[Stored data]
[Begin]

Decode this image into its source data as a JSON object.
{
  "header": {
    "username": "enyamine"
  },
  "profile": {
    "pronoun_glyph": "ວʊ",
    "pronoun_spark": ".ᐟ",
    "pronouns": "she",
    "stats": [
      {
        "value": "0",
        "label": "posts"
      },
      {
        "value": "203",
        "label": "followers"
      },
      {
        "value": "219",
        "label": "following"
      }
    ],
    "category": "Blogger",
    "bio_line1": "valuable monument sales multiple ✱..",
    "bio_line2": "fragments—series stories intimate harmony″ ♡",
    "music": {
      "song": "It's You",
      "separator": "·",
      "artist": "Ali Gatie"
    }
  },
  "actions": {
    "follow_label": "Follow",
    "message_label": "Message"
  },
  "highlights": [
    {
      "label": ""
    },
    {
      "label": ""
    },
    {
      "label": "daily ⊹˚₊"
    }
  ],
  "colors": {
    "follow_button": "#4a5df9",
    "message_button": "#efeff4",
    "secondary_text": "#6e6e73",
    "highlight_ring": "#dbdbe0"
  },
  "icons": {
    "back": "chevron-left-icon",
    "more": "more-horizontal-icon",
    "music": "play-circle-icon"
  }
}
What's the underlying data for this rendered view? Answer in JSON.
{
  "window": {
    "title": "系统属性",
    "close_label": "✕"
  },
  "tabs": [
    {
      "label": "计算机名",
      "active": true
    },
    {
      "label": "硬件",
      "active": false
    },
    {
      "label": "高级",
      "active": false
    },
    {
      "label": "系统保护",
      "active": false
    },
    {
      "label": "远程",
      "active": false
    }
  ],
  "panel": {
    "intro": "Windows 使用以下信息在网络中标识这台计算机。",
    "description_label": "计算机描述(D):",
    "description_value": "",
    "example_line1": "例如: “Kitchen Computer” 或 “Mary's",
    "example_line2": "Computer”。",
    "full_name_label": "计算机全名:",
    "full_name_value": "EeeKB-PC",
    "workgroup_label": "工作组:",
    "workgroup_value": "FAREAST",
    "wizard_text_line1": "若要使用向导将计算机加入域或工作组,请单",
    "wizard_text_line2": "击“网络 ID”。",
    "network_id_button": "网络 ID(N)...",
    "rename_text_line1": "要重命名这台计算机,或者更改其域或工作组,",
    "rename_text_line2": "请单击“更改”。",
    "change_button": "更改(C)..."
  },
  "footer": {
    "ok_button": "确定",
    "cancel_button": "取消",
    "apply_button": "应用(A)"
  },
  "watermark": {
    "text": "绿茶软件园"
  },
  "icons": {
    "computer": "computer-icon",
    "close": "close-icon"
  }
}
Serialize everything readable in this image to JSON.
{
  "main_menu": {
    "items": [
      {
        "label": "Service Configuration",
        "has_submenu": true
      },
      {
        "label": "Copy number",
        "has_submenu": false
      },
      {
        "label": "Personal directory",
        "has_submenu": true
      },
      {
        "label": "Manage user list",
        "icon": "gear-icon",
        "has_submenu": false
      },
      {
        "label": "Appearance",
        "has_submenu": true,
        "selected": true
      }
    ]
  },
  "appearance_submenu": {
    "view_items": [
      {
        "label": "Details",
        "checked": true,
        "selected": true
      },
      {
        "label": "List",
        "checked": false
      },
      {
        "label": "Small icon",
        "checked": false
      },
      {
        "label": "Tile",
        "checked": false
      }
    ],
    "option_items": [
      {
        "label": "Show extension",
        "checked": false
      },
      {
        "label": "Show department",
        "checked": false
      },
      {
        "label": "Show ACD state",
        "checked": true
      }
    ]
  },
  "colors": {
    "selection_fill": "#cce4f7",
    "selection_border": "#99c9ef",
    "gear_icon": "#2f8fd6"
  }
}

[End]

## Brief
From the preceding material, extract every line exactly.

## Final result
Decode this image into its source data as a JSON object.
{
  "header": {
    "username": "enyamine"
  },
  "profile": {
    "pronoun_glyph": "ວʊ",
    "pronoun_spark": ".ᐟ",
    "pronouns": "she",
    "stats": [
      {
        "value": "0",
        "label": "posts"
      },
      {
        "value": "203",
        "label": "followers"
      },
      {
        "value": "219",
        "label": "following"
      }
    ],
    "category": "Blogger",
    "bio_line1": "valuable monument sales multiple ✱..",
    "bio_line2": "fragments—series stories intimate harmony″ ♡",
    "music": {
      "song": "It's You",
      "separator": "·",
      "artist": "Ali Gatie"
    }
  },
  "actions": {
    "follow_label": "Follow",
    "message_label": "Message"
  },
  "highlights": [
    {
      "label": ""
    },
    {
      "label": ""
    },
    {
      "label": "daily ⊹˚₊"
    }
  ],
  "colors": {
    "follow_button": "#4a5df9",
    "message_button": "#efeff4",
    "secondary_text": "#6e6e73",
    "highlight_ring": "#dbdbe0"
  },
  "icons": {
    "back": "chevron-left-icon",
    "more": "more-horizontal-icon",
    "music": "play-circle-icon"
  }
}
What's the underlying data for this rendered view? Answer in JSON.
{
  "window": {
    "title": "系统属性",
    "close_label": "✕"
  },
  "tabs": [
    {
      "label": "计算机名",
      "active": true
    },
    {
      "label": "硬件",
      "active": false
    },
    {
      "label": "高级",
      "active": false
    },
    {
      "label": "系统保护",
      "active": false
    },
    {
      "label": "远程",
      "active": false
    }
  ],
  "panel": {
    "intro": "Windows 使用以下信息在网络中标识这台计算机。",
    "description_label": "计算机描述(D):",
    "description_value": "",
    "example_line1": "例如: “Kitchen Computer” 或 “Mary's",
    "example_line2": "Computer”。",
    "full_name_label": "计算机全名:",
    "full_name_value": "EeeKB-PC",
    "workgroup_label": "工作组:",
    "workgroup_value": "FAREAST",
    "wizard_text_line1": "若要使用向导将计算机加入域或工作组,请单",
    "wizard_text_line2": "击“网络 ID”。",
    "network_id_button": "网络 ID(N)...",
    "rename_text_line1": "要重命名这台计算机,或者更改其域或工作组,",
    "rename_text_line2": "请单击“更改”。",
    "change_button": "更改(C)..."
  },
  "footer": {
    "ok_button": "确定",
    "cancel_button": "取消",
    "apply_button": "应用(A)"
  },
  "watermark": {
    "text": "绿茶软件园"
  },
  "icons": {
    "computer": "computer-icon",
    "close": "close-icon"
  }
}
Serialize everything readable in this image to JSON.
{
  "main_menu": {
    "items": [
      {
        "label": "Service Configuration",
        "has_submenu": true
      },
      {
        "label": "Copy number",
        "has_submenu": false
      },
      {
        "label": "Personal directory",
        "has_submenu": true
      },
      {
        "label": "Manage user list",
        "icon": "gear-icon",
        "has_submenu": false
      },
      {
        "label": "Appearance",
        "has_submenu": true,
        "selected": true
      }
    ]
  },
  "appearance_submenu": {
    "view_items": [
      {
        "label": "Details",
        "checked": true,
        "selected": true
      },
      {
        "label": "List",
        "checked": false
      },
      {
        "label": "Small icon",
        "checked": false
      },
      {
        "label": "Tile",
        "checked": false
      }
    ],
    "option_items": [
      {
        "label": "Show extension",
        "checked": false
      },
      {
        "label": "Show department",
        "checked": false
      },
      {
        "label": "Show ACD state",
        "checked": true
      }
    ]
  },
  "colors": {
    "selection_fill": "#cce4f7",
    "selection_border": "#99c9ef",
    "gear_icon": "#2f8fd6"
  }
}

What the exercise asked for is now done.